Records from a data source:
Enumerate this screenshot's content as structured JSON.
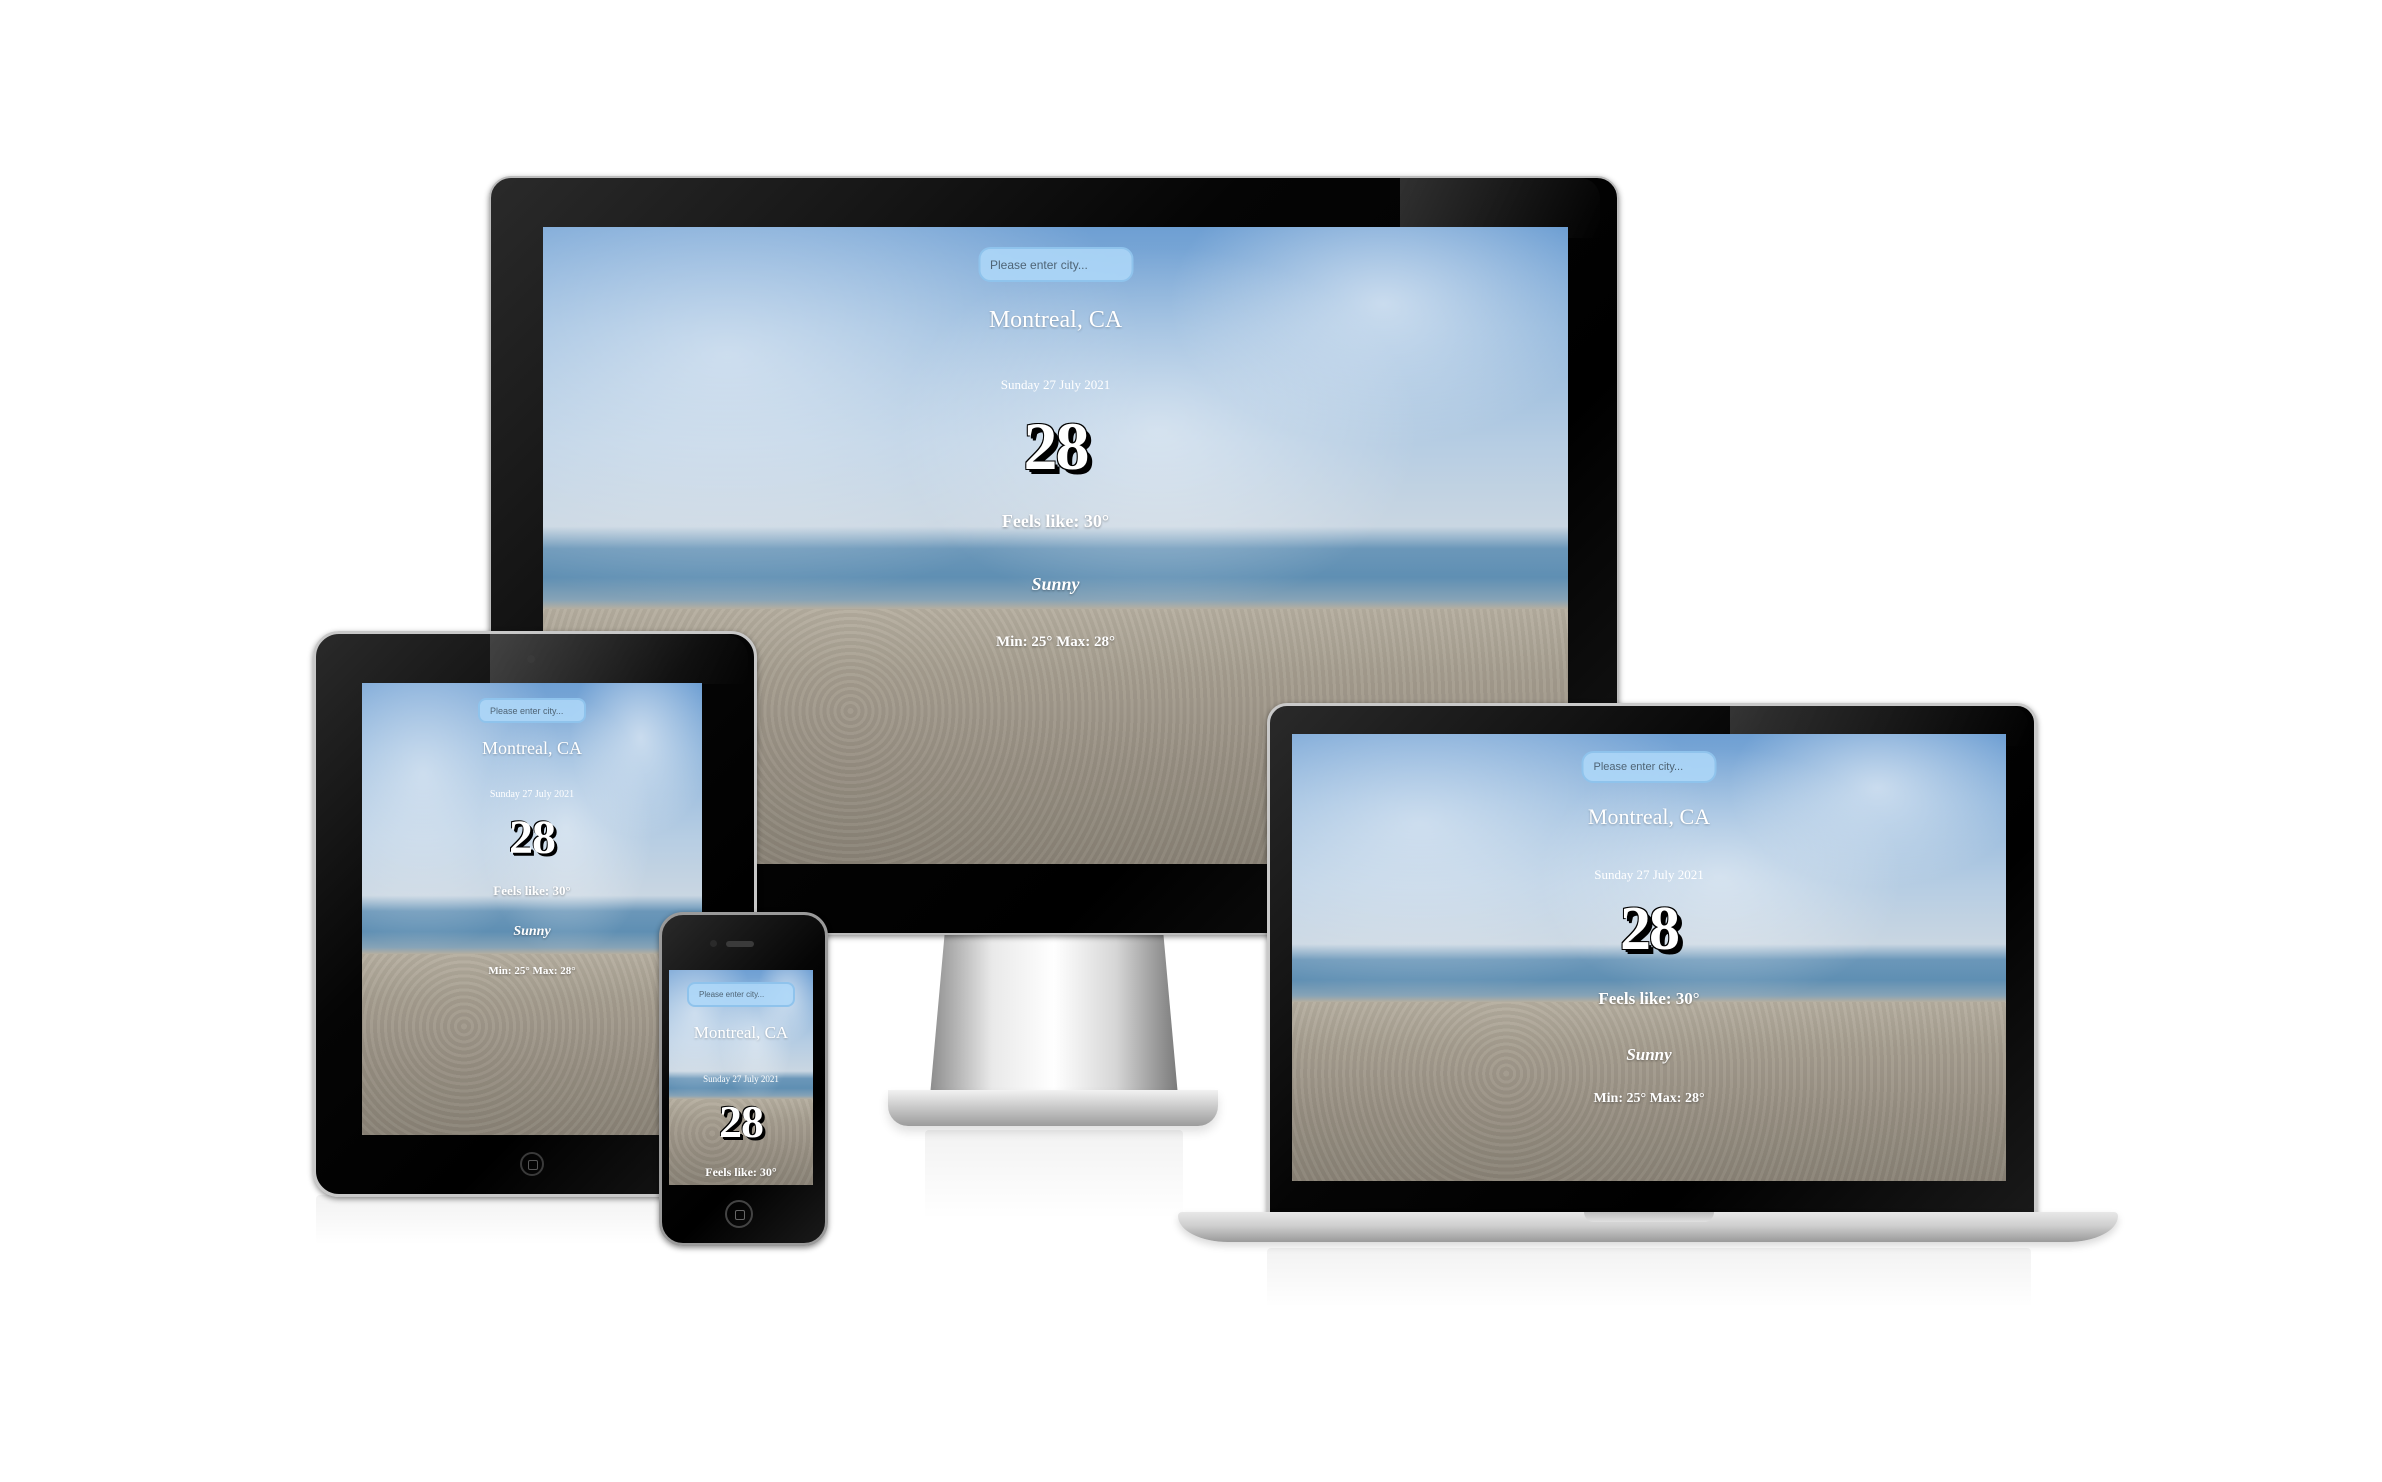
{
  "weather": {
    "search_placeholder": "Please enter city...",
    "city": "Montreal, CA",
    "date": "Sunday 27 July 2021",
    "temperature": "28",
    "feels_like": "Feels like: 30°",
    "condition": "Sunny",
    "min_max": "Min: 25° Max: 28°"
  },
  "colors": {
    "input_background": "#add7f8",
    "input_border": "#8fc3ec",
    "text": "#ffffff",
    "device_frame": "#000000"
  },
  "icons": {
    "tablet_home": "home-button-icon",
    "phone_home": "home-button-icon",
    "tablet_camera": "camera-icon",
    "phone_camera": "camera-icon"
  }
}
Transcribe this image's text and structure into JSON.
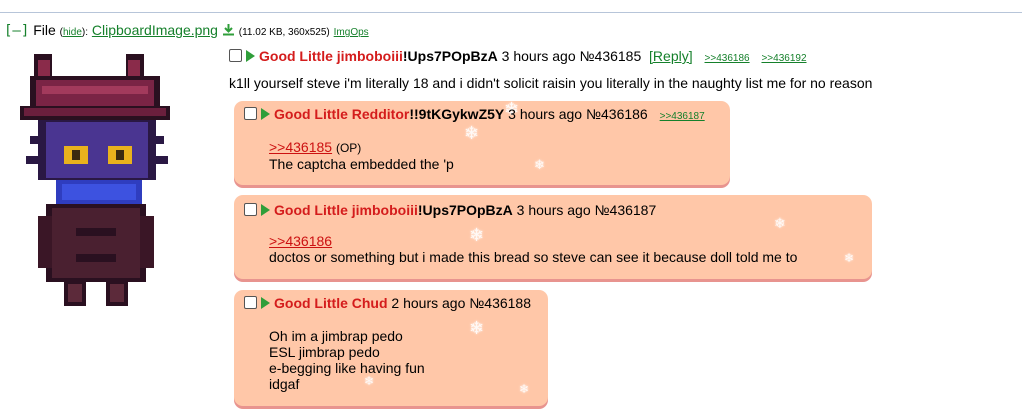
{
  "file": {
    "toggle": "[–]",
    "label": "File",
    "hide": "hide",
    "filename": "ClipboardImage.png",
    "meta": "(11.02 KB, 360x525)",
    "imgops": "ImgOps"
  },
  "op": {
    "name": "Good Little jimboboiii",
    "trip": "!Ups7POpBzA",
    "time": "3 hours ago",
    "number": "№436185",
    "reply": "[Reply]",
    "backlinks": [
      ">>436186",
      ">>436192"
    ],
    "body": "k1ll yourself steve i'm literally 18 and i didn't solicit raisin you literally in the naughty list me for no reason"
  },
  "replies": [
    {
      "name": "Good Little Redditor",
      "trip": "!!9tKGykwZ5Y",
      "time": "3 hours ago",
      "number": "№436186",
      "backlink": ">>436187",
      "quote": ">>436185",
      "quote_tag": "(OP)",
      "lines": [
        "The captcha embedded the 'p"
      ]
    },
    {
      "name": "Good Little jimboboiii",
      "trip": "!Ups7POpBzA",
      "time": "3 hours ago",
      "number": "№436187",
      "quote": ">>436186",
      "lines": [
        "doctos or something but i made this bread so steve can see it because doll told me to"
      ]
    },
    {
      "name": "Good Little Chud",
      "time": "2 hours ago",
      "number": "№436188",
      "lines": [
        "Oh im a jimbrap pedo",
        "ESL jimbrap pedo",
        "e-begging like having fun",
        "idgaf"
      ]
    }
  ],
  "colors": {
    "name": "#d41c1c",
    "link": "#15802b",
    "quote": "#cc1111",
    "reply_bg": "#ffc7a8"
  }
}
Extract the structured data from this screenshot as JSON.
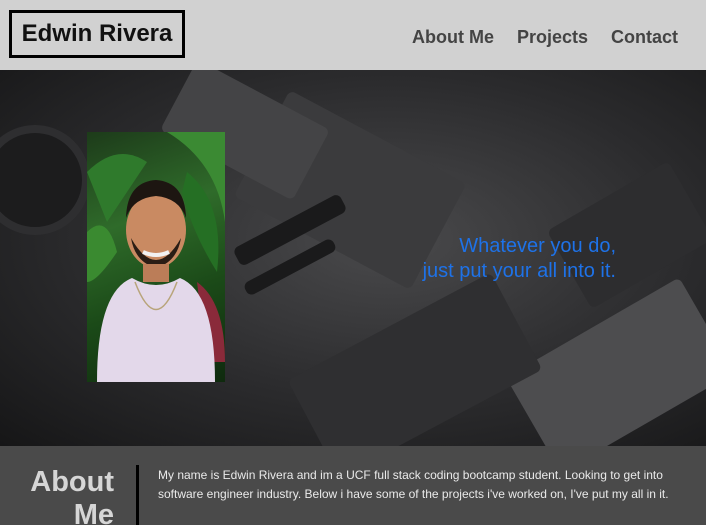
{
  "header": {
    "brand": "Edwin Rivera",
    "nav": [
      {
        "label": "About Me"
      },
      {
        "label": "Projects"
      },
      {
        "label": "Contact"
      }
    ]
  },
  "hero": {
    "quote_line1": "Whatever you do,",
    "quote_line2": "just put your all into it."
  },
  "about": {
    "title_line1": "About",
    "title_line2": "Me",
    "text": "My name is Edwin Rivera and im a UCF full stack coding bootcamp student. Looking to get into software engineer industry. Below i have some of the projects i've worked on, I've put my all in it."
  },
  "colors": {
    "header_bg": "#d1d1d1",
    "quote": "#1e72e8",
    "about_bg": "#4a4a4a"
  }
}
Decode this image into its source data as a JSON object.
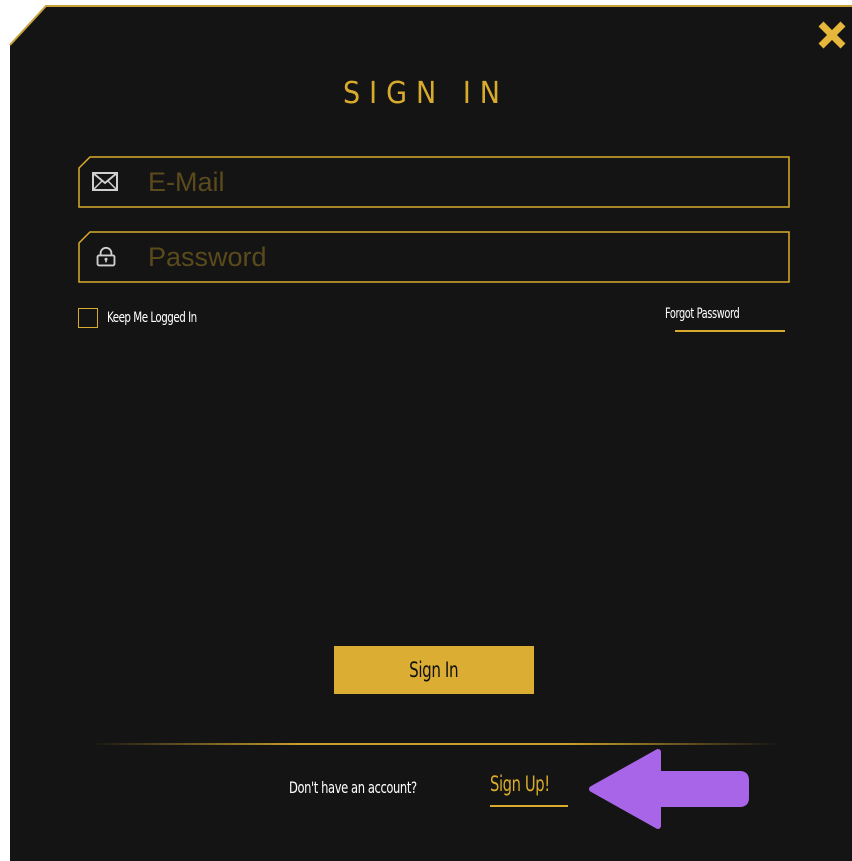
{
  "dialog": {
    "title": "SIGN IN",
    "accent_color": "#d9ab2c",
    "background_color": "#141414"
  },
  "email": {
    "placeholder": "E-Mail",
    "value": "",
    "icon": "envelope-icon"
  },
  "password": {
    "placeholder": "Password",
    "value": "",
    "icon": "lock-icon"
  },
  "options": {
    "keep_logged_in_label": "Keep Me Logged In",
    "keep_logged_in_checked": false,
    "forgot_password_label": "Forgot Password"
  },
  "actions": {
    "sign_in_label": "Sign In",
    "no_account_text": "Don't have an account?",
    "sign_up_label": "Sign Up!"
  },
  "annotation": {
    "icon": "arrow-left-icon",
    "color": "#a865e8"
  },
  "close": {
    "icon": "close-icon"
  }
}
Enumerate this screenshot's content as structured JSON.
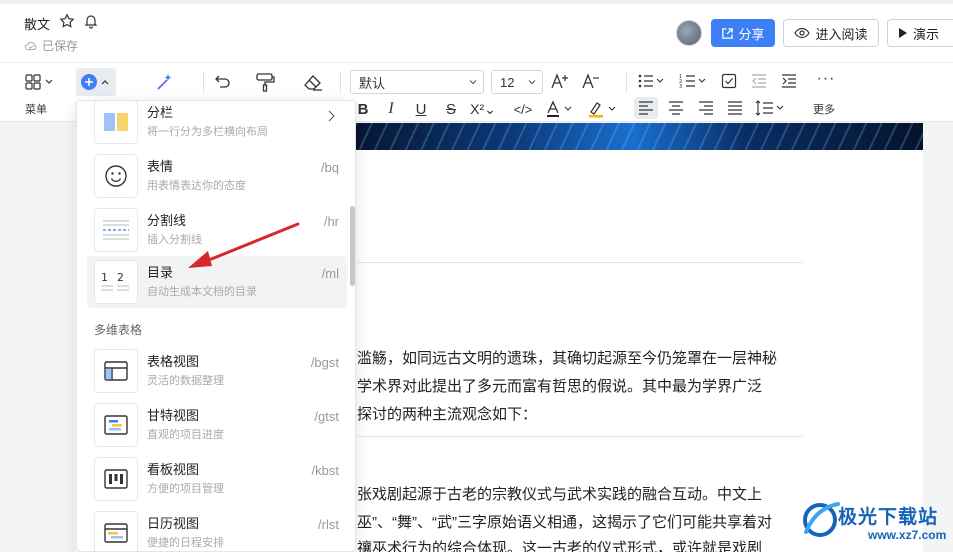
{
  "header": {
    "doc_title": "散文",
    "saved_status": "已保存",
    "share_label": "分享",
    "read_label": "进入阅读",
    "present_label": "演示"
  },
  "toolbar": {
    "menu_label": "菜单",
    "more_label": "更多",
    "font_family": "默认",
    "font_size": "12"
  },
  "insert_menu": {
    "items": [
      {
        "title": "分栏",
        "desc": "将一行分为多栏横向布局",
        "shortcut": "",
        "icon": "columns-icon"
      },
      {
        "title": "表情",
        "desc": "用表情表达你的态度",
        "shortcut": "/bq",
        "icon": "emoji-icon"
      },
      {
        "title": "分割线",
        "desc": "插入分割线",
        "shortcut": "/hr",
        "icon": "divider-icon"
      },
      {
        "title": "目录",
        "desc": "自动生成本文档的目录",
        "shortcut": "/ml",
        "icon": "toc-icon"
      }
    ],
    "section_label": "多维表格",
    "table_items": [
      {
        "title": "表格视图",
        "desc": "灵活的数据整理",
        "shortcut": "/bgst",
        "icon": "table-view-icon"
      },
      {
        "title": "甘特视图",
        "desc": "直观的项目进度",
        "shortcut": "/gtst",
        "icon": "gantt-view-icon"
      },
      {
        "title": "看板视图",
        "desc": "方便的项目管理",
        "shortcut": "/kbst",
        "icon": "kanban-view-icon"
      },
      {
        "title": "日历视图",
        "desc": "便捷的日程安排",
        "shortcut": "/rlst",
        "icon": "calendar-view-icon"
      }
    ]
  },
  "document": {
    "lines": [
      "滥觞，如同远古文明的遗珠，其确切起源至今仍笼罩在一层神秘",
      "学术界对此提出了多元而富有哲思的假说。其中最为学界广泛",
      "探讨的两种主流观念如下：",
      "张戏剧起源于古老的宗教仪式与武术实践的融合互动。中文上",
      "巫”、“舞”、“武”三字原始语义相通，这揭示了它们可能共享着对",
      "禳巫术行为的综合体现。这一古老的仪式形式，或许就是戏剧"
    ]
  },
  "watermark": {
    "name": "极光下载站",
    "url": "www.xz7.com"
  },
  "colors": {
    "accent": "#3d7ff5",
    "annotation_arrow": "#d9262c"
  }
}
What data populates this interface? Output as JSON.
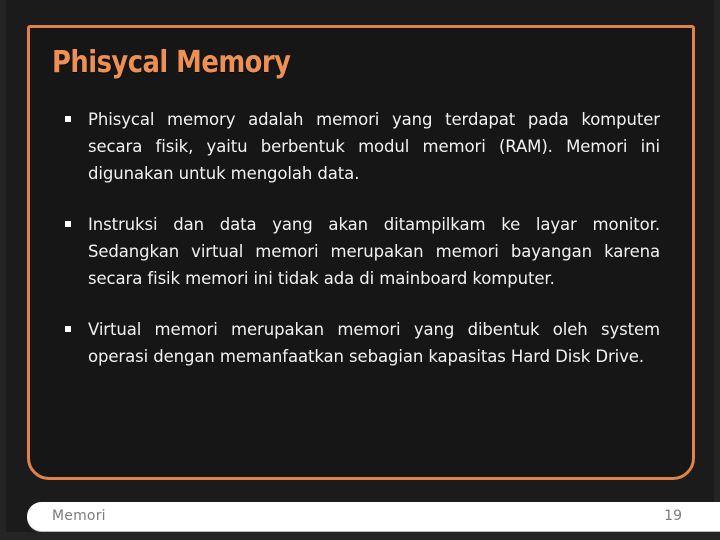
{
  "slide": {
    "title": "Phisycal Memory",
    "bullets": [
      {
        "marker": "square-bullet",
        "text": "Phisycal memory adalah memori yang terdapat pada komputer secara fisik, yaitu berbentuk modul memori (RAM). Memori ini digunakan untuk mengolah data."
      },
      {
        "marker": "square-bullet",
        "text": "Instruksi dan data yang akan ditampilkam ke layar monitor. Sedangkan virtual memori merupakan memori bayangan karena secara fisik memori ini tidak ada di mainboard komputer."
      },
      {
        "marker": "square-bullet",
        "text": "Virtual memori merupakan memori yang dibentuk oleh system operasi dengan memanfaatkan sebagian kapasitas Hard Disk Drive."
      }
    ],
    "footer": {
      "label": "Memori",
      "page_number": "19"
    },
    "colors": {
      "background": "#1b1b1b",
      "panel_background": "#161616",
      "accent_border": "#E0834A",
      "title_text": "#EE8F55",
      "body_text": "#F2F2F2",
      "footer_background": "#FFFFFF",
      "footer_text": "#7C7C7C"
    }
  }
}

▸ Task statement
Return a copy of every line that includes the word "Good".

▸ Task result
    "name": "Good Little jimboboiii",
      "name": "Good Little Redditor",
      "name": "Good Little jimboboiii",
      "name": "Good Little Chud",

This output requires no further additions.